PAGE -
** START **
[RFC v3 for QEMU] virtio-balloon: Add option cont-pages to set VIRTIO_BALLOON_VQ_INFLATE_CONT

From: Hui Zhu
Date: Tue May 12 2020 - 05:42:04 EST


If the guest kernel has many fragmentation pages, use virtio_balloon
will split THP of QEMU when it calls MADV_DONTNEED madvise to release
the balloon pages.
Set option cont-pages to on will open flags VIRTIO_BALLOON_VQ_INFLATE_CONT
and set default continuous pages order to THP order.
Then It will get continuous pages PFN that its order is current_pages_order
from VQ ivq use use madvise MADV_DONTNEED release the page.
This will handle the THP split issue.

Signed-off-by: Hui Zhu <teawaterz@xxxxxxxxxxxxxxxxx>
---
hw/virtio/virtio-balloon.c | 77 +++++++++++++++++--------
include/hw/virtio/virtio-balloon.h | 2 +
include/standard-headers/linux/virtio_balloon.h | 5 ++
3 files changed, 60 insertions(+), 24 deletions(-)

diff --git a/hw/virtio/virtio-balloon.c b/hw/virtio/virtio-balloon.c
index a4729f7..84d47d3 100644
--- a/hw/virtio/virtio-balloon.c
+++ b/hw/virtio/virtio-balloon.c
@@ -34,6 +34,7 @@
#include "hw/virtio/virtio-access.h"

#define BALLOON_PAGE_SIZE (1 << VIRTIO_BALLOON_PFN_SHIFT)
** END **
RECORDS PROVIDED -
** START **
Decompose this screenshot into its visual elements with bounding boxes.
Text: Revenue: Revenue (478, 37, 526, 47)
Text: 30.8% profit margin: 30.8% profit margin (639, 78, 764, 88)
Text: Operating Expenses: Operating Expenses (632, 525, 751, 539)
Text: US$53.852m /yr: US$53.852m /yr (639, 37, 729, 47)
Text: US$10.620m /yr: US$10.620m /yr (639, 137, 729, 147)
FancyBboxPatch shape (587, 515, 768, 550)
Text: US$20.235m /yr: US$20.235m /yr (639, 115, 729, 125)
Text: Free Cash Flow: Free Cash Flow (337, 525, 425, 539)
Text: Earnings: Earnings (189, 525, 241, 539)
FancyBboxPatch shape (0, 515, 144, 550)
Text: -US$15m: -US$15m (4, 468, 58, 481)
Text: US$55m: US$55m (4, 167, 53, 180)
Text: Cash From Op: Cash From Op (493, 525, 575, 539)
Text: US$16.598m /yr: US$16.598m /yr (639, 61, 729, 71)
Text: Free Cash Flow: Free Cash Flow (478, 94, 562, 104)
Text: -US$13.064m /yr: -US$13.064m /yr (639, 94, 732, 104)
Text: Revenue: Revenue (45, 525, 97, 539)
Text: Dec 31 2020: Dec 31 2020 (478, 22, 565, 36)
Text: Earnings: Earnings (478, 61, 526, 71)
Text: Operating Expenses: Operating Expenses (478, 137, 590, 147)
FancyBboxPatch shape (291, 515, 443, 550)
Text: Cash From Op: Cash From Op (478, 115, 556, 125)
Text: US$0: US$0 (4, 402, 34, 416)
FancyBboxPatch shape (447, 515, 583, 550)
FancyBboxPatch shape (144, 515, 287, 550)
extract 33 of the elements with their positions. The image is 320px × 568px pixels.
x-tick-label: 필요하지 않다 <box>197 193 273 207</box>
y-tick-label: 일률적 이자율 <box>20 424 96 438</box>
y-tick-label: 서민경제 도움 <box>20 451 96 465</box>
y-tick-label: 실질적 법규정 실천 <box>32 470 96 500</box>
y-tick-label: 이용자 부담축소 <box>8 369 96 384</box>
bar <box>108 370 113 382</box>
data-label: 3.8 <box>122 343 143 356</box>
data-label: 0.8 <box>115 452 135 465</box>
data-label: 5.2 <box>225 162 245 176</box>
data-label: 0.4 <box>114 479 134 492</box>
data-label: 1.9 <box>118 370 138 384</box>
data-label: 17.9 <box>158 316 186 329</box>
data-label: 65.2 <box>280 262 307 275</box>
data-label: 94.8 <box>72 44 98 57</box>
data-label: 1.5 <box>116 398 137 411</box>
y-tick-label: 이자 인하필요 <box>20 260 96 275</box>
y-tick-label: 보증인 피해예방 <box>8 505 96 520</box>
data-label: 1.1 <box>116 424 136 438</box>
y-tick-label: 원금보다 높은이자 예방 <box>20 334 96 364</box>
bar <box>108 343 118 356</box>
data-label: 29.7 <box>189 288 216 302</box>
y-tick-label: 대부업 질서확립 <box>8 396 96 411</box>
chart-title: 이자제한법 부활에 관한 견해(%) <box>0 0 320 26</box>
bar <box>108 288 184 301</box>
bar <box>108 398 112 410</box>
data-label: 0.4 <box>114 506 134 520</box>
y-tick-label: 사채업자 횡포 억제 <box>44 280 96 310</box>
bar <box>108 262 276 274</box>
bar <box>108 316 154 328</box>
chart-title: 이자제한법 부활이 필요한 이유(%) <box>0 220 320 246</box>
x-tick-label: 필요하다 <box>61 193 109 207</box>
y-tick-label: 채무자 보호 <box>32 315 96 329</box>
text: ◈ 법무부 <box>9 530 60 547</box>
** END **
REQUIRED WORK -
Answer these from the virtio-balloon patch:
1. Which madvise advice does QEMU use to release the balloon pages?
2. Which flag is turned on when the cont-pages option is set to on?
3. How many files does the patch change?
The listing above comes from a source separate from the virtio-balloon patch.

ANSWER TO THIS PROBLEM -
1. MADV_DONTNEED
2. VIRTIO_BALLOON_VQ_INFLATE_CONT
3. Three files